_What is being asked_
Tell how many lines in the data below include the word "Exchange". The answer is the number only.
━━━━━ Information shown
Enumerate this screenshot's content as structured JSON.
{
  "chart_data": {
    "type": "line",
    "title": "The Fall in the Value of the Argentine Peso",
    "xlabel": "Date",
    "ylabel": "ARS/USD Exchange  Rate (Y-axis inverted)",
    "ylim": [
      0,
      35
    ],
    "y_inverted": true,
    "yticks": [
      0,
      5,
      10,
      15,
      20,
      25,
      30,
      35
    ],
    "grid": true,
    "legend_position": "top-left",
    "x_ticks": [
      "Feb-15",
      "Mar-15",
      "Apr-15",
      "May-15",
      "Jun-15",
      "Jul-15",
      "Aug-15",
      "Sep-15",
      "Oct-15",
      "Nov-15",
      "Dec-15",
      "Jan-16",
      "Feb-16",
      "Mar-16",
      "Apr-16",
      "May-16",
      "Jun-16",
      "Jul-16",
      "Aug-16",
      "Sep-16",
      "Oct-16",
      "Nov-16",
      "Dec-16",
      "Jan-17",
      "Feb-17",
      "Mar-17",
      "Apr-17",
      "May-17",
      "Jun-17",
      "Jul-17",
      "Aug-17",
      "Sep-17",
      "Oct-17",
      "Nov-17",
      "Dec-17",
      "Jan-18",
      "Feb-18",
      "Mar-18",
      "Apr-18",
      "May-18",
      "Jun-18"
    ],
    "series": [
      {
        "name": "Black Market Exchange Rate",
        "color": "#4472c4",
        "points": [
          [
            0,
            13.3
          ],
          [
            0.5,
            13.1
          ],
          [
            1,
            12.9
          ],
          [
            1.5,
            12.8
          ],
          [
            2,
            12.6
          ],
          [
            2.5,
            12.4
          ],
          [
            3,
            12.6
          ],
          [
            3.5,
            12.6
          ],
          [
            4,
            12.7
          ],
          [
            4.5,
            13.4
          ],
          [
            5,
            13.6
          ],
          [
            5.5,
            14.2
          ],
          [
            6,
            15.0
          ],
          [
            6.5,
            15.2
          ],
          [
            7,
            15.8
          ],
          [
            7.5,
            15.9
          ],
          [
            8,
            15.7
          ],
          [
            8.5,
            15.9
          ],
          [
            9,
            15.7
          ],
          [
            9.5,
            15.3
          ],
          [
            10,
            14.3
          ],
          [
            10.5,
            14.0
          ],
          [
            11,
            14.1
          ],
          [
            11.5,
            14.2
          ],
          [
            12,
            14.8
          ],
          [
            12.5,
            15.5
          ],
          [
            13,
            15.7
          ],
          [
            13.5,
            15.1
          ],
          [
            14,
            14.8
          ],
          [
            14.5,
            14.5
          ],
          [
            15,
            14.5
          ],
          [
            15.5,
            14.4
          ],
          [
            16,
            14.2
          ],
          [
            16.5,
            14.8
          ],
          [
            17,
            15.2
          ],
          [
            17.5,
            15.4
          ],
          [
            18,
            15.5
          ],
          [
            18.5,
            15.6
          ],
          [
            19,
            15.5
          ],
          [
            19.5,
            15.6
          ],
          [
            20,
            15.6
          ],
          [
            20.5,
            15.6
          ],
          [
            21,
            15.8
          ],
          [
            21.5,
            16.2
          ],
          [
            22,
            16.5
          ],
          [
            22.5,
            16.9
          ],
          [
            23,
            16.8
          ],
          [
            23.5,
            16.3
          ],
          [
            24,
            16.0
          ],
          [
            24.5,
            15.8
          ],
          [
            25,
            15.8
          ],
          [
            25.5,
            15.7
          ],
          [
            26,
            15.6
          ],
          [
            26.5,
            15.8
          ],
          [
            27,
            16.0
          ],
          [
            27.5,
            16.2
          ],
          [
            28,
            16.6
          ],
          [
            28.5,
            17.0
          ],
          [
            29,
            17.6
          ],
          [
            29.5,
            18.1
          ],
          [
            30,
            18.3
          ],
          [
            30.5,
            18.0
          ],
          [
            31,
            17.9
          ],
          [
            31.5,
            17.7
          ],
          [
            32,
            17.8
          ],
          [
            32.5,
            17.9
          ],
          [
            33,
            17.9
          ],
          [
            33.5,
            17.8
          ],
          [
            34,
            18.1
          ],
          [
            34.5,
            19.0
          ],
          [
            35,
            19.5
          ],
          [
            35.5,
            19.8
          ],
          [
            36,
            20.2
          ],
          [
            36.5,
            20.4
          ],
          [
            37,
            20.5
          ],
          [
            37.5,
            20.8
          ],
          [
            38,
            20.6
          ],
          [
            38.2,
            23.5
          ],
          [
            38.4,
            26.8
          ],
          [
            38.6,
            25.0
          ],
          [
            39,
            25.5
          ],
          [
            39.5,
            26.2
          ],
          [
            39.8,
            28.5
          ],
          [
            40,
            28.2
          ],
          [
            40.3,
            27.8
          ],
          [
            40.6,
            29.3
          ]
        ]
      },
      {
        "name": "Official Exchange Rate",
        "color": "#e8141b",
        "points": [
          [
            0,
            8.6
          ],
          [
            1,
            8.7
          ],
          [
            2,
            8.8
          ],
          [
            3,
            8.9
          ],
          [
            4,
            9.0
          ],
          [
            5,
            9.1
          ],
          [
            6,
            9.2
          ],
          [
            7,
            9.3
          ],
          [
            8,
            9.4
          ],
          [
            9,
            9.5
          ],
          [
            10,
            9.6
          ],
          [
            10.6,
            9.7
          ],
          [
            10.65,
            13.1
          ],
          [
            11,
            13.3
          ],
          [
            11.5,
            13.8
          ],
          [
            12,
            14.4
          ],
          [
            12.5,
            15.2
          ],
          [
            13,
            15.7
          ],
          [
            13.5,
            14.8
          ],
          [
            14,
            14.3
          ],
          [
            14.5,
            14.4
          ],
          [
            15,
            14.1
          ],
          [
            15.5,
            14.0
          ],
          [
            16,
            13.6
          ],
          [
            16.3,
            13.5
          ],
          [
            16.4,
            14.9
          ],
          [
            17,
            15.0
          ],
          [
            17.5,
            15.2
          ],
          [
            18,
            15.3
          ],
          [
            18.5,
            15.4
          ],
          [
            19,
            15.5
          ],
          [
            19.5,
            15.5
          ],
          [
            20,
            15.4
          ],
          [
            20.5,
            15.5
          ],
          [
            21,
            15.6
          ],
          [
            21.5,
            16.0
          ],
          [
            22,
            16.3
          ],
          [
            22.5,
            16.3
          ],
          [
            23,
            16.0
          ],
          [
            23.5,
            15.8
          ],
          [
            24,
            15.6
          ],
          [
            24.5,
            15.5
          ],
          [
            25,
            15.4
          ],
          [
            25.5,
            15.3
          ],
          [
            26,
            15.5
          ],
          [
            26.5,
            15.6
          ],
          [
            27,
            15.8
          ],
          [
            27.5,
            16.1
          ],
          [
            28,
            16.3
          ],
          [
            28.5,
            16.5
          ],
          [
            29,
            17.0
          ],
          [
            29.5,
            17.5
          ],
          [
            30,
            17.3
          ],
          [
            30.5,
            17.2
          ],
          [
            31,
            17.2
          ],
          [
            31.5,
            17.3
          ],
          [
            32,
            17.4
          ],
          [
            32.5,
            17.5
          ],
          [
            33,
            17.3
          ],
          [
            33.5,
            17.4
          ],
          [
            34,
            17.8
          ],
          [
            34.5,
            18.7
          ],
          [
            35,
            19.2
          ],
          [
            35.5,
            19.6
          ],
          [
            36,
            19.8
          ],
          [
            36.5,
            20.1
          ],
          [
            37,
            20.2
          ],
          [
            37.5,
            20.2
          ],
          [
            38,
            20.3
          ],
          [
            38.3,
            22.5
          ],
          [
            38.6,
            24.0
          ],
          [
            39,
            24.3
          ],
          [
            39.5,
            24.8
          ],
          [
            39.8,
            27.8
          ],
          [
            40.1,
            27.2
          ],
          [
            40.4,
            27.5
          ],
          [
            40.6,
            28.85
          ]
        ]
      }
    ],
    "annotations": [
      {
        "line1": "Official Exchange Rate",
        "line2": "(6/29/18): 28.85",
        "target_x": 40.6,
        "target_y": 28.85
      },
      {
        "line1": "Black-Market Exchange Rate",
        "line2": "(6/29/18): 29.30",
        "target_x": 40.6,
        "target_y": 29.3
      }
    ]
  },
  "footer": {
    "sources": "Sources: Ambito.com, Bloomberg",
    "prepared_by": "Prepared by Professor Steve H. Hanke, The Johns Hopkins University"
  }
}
━━━━━━━━━━
_Full answer_
5